| Task statement |
Find the string "signal" in the records. Copy every line it appears in.

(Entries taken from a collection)
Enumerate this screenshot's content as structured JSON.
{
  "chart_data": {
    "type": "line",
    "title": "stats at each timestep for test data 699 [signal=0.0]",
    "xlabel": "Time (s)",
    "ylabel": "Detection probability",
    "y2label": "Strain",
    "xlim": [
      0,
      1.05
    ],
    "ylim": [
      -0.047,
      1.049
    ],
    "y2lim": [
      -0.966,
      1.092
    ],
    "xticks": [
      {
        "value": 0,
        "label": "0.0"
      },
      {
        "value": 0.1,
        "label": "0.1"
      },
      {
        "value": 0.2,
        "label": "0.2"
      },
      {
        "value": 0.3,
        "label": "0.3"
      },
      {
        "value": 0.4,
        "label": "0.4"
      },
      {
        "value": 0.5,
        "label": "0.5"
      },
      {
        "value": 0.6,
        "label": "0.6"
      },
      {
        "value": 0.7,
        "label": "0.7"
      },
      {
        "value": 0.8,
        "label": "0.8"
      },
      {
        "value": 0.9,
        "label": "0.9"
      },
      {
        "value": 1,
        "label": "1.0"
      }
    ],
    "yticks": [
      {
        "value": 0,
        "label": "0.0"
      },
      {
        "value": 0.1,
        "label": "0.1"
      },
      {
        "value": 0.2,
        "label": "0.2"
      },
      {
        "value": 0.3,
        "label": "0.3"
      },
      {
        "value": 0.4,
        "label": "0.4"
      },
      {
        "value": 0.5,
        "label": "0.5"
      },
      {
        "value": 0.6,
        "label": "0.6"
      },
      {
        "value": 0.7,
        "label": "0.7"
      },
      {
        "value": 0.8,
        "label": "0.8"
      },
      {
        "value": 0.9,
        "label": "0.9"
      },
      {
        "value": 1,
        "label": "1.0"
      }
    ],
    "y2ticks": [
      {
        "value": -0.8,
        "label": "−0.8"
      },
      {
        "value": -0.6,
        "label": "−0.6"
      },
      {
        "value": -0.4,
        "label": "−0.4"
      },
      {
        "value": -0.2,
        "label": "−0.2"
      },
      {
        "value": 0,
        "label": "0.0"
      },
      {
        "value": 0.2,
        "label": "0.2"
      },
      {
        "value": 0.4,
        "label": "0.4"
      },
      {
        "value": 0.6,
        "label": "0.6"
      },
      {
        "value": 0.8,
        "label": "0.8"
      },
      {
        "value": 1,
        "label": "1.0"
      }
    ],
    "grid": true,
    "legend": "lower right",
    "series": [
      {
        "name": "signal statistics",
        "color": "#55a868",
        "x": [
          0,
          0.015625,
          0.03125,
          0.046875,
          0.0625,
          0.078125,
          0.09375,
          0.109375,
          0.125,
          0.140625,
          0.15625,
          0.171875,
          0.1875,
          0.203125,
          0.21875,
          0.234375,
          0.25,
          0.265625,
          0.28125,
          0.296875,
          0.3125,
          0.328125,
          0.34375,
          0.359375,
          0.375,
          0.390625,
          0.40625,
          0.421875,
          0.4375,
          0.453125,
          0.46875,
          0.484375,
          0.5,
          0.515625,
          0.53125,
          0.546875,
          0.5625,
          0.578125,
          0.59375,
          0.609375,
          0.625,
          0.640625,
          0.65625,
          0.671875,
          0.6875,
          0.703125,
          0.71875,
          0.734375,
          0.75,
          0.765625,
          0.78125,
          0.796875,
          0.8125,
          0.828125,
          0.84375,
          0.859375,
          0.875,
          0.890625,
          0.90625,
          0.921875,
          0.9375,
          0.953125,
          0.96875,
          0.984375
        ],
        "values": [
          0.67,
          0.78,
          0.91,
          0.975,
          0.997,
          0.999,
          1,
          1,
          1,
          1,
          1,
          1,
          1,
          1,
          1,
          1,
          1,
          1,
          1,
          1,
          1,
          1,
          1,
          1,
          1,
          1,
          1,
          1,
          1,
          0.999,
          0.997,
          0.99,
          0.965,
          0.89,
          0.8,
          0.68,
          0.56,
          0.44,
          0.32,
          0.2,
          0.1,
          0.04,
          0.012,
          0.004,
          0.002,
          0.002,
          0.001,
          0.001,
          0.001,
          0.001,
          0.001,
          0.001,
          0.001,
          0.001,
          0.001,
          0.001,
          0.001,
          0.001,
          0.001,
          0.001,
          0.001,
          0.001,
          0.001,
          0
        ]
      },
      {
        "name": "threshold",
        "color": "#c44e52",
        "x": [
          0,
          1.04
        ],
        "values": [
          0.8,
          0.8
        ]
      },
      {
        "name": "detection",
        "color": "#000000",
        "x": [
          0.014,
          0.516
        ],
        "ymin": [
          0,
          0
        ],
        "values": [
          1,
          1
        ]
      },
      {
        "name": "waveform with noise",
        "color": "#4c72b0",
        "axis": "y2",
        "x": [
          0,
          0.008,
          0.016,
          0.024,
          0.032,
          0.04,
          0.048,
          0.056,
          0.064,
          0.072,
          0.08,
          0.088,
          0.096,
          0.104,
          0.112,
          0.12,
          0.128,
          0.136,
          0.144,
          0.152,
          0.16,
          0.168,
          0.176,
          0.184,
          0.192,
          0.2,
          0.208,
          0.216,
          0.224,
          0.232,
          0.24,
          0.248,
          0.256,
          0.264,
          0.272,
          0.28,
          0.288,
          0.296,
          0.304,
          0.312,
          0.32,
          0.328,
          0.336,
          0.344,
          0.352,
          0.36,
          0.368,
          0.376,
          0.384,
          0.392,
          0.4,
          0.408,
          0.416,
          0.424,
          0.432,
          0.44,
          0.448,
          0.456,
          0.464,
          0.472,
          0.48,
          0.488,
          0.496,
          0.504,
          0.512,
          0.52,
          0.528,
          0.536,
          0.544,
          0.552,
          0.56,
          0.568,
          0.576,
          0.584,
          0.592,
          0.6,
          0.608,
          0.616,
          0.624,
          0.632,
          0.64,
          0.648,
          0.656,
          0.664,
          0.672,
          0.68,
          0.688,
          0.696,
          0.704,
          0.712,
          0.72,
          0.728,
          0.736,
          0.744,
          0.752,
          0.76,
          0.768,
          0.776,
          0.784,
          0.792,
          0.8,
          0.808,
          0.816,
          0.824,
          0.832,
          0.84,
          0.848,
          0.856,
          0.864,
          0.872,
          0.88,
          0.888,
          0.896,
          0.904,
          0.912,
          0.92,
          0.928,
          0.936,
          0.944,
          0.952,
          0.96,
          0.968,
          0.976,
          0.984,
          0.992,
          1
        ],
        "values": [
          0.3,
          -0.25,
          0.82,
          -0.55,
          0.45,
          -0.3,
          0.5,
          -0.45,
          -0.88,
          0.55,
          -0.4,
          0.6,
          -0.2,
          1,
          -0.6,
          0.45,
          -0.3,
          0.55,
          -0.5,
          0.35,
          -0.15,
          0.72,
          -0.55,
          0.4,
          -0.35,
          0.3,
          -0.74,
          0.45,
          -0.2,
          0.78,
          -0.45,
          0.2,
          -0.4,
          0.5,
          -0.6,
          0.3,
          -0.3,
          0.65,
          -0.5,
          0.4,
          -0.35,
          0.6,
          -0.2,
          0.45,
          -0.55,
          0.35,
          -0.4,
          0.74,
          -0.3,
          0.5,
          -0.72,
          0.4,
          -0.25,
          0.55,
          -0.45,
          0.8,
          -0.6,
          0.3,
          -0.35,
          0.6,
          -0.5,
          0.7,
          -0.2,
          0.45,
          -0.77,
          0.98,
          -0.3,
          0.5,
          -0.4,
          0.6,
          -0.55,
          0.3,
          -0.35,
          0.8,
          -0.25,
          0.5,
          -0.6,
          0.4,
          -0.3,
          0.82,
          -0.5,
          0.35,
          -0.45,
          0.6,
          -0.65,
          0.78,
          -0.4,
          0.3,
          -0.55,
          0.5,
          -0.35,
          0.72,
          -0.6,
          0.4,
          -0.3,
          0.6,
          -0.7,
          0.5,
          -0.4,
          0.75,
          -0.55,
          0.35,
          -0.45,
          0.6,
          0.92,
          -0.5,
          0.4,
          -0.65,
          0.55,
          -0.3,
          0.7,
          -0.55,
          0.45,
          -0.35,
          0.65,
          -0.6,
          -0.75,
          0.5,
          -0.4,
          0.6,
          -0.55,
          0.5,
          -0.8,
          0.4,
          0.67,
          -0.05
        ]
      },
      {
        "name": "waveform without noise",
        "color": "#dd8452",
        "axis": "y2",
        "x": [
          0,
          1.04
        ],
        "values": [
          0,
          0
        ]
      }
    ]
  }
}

| Response below |
    "title": "stats at each timestep for test data 699 [signal=0.0]",
        "name": "signal statistics",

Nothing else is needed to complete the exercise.